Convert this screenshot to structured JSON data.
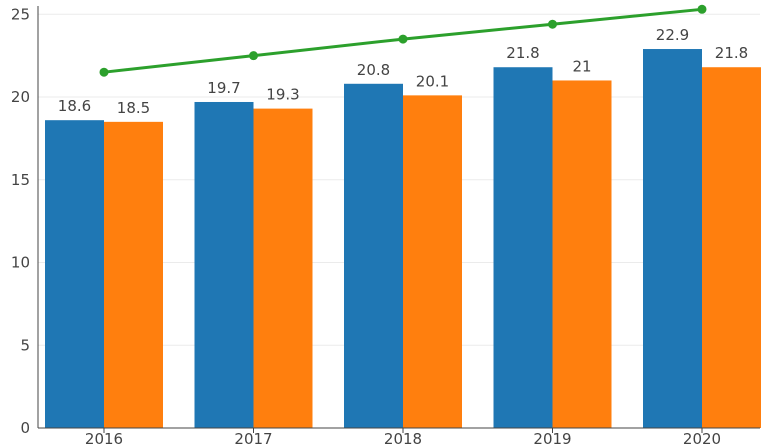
{
  "chart_data": {
    "type": "bar",
    "categories": [
      "2016",
      "2017",
      "2018",
      "2019",
      "2020"
    ],
    "series": [
      {
        "kind": "bar",
        "color": "#1f77b4",
        "values": [
          18.6,
          19.7,
          20.8,
          21.8,
          22.9
        ]
      },
      {
        "kind": "bar",
        "color": "#ff7f0e",
        "values": [
          18.5,
          19.3,
          20.1,
          21,
          21.8
        ]
      },
      {
        "kind": "line",
        "color": "#2ca02c",
        "values": [
          21.5,
          22.5,
          23.5,
          24.4,
          25.3
        ]
      }
    ],
    "bar_labels": [
      [
        "18.6",
        "19.7",
        "20.8",
        "21.8",
        "22.9"
      ],
      [
        "18.5",
        "19.3",
        "20.1",
        "21",
        "21.8"
      ]
    ],
    "y_ticks": [
      "0",
      "5",
      "10",
      "15",
      "20",
      "25"
    ],
    "ylim": [
      0,
      25.5
    ],
    "grid": true,
    "legend": "none",
    "title": "",
    "xlabel": "",
    "ylabel": ""
  }
}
----
Task — Copy out every line holding the string "color".

Task solution —
        "color": "#1f77b4",
        "color": "#ff7f0e",
        "color": "#2ca02c",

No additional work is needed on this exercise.